Figure data in JSON:
:::
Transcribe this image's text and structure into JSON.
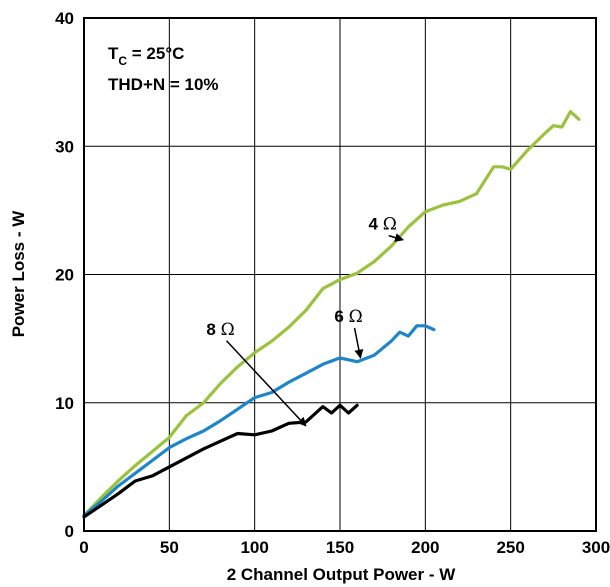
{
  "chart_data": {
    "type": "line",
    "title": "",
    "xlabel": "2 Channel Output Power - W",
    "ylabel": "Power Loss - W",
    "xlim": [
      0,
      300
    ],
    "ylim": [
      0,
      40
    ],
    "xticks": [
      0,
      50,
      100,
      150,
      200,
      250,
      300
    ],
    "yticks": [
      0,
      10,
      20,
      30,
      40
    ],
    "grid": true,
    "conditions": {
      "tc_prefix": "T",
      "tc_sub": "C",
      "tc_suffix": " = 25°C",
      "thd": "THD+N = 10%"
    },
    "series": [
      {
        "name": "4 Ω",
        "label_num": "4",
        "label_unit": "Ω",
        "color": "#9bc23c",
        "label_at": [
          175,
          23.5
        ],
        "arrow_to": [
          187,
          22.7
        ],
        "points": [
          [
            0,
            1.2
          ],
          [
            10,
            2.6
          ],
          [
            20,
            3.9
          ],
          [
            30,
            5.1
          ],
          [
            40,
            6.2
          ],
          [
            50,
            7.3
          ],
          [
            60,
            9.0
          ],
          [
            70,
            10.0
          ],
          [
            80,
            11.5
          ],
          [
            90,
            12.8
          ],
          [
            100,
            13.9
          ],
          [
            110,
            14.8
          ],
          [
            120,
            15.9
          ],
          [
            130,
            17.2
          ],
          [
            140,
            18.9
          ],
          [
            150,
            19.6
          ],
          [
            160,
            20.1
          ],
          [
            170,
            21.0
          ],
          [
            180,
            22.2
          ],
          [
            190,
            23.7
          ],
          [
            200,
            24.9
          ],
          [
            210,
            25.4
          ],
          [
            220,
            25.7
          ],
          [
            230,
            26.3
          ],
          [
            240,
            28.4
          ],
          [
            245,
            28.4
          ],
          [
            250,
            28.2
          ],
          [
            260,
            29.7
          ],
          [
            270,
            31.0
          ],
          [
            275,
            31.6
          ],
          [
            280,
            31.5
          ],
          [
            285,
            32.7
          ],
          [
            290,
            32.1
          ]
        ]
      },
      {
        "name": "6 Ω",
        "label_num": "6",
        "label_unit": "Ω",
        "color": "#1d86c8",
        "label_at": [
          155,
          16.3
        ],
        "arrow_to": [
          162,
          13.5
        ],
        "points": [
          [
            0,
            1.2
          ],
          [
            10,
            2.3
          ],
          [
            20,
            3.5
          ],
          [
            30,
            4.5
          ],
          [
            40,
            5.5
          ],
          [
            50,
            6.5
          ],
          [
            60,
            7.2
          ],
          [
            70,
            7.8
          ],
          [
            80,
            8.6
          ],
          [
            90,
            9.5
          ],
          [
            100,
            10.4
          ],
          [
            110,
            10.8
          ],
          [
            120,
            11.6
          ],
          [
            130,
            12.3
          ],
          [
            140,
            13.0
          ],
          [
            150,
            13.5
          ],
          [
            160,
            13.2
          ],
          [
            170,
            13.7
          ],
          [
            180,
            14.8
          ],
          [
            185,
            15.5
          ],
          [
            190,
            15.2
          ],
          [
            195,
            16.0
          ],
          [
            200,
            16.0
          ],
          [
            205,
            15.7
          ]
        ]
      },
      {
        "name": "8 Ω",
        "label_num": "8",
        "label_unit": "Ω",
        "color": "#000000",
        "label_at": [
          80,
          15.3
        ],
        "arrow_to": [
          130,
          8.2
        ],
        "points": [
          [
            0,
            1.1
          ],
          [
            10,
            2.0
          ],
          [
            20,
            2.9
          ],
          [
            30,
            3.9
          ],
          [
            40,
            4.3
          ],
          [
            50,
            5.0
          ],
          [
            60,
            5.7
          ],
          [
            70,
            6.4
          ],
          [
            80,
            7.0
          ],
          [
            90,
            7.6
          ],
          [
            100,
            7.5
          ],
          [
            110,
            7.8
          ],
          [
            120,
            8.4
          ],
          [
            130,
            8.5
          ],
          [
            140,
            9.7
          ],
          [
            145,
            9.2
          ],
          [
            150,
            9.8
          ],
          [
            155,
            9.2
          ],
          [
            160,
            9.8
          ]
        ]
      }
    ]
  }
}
:::
◆ **DIRECTIONS**: Transcribe every entry word for word, but omit the pictures.

◆ **RESPONSE FOR THIS EXERCISE**:
Transcribe this image's text and structure into JSON.
{
  "chart_data": {
    "type": "line",
    "title": "",
    "xlabel": "2 Channel Output Power - W",
    "ylabel": "Power Loss - W",
    "xlim": [
      0,
      300
    ],
    "ylim": [
      0,
      40
    ],
    "xticks": [
      0,
      50,
      100,
      150,
      200,
      250,
      300
    ],
    "yticks": [
      0,
      10,
      20,
      30,
      40
    ],
    "grid": true,
    "conditions": {
      "tc_prefix": "T",
      "tc_sub": "C",
      "tc_suffix": " = 25°C",
      "thd": "THD+N = 10%"
    },
    "series": [
      {
        "name": "4 Ω",
        "label_num": "4",
        "label_unit": "Ω",
        "color": "#9bc23c",
        "label_at": [
          175,
          23.5
        ],
        "arrow_to": [
          187,
          22.7
        ],
        "points": [
          [
            0,
            1.2
          ],
          [
            10,
            2.6
          ],
          [
            20,
            3.9
          ],
          [
            30,
            5.1
          ],
          [
            40,
            6.2
          ],
          [
            50,
            7.3
          ],
          [
            60,
            9.0
          ],
          [
            70,
            10.0
          ],
          [
            80,
            11.5
          ],
          [
            90,
            12.8
          ],
          [
            100,
            13.9
          ],
          [
            110,
            14.8
          ],
          [
            120,
            15.9
          ],
          [
            130,
            17.2
          ],
          [
            140,
            18.9
          ],
          [
            150,
            19.6
          ],
          [
            160,
            20.1
          ],
          [
            170,
            21.0
          ],
          [
            180,
            22.2
          ],
          [
            190,
            23.7
          ],
          [
            200,
            24.9
          ],
          [
            210,
            25.4
          ],
          [
            220,
            25.7
          ],
          [
            230,
            26.3
          ],
          [
            240,
            28.4
          ],
          [
            245,
            28.4
          ],
          [
            250,
            28.2
          ],
          [
            260,
            29.7
          ],
          [
            270,
            31.0
          ],
          [
            275,
            31.6
          ],
          [
            280,
            31.5
          ],
          [
            285,
            32.7
          ],
          [
            290,
            32.1
          ]
        ]
      },
      {
        "name": "6 Ω",
        "label_num": "6",
        "label_unit": "Ω",
        "color": "#1d86c8",
        "label_at": [
          155,
          16.3
        ],
        "arrow_to": [
          162,
          13.5
        ],
        "points": [
          [
            0,
            1.2
          ],
          [
            10,
            2.3
          ],
          [
            20,
            3.5
          ],
          [
            30,
            4.5
          ],
          [
            40,
            5.5
          ],
          [
            50,
            6.5
          ],
          [
            60,
            7.2
          ],
          [
            70,
            7.8
          ],
          [
            80,
            8.6
          ],
          [
            90,
            9.5
          ],
          [
            100,
            10.4
          ],
          [
            110,
            10.8
          ],
          [
            120,
            11.6
          ],
          [
            130,
            12.3
          ],
          [
            140,
            13.0
          ],
          [
            150,
            13.5
          ],
          [
            160,
            13.2
          ],
          [
            170,
            13.7
          ],
          [
            180,
            14.8
          ],
          [
            185,
            15.5
          ],
          [
            190,
            15.2
          ],
          [
            195,
            16.0
          ],
          [
            200,
            16.0
          ],
          [
            205,
            15.7
          ]
        ]
      },
      {
        "name": "8 Ω",
        "label_num": "8",
        "label_unit": "Ω",
        "color": "#000000",
        "label_at": [
          80,
          15.3
        ],
        "arrow_to": [
          130,
          8.2
        ],
        "points": [
          [
            0,
            1.1
          ],
          [
            10,
            2.0
          ],
          [
            20,
            2.9
          ],
          [
            30,
            3.9
          ],
          [
            40,
            4.3
          ],
          [
            50,
            5.0
          ],
          [
            60,
            5.7
          ],
          [
            70,
            6.4
          ],
          [
            80,
            7.0
          ],
          [
            90,
            7.6
          ],
          [
            100,
            7.5
          ],
          [
            110,
            7.8
          ],
          [
            120,
            8.4
          ],
          [
            130,
            8.5
          ],
          [
            140,
            9.7
          ],
          [
            145,
            9.2
          ],
          [
            150,
            9.8
          ],
          [
            155,
            9.2
          ],
          [
            160,
            9.8
          ]
        ]
      }
    ]
  }
}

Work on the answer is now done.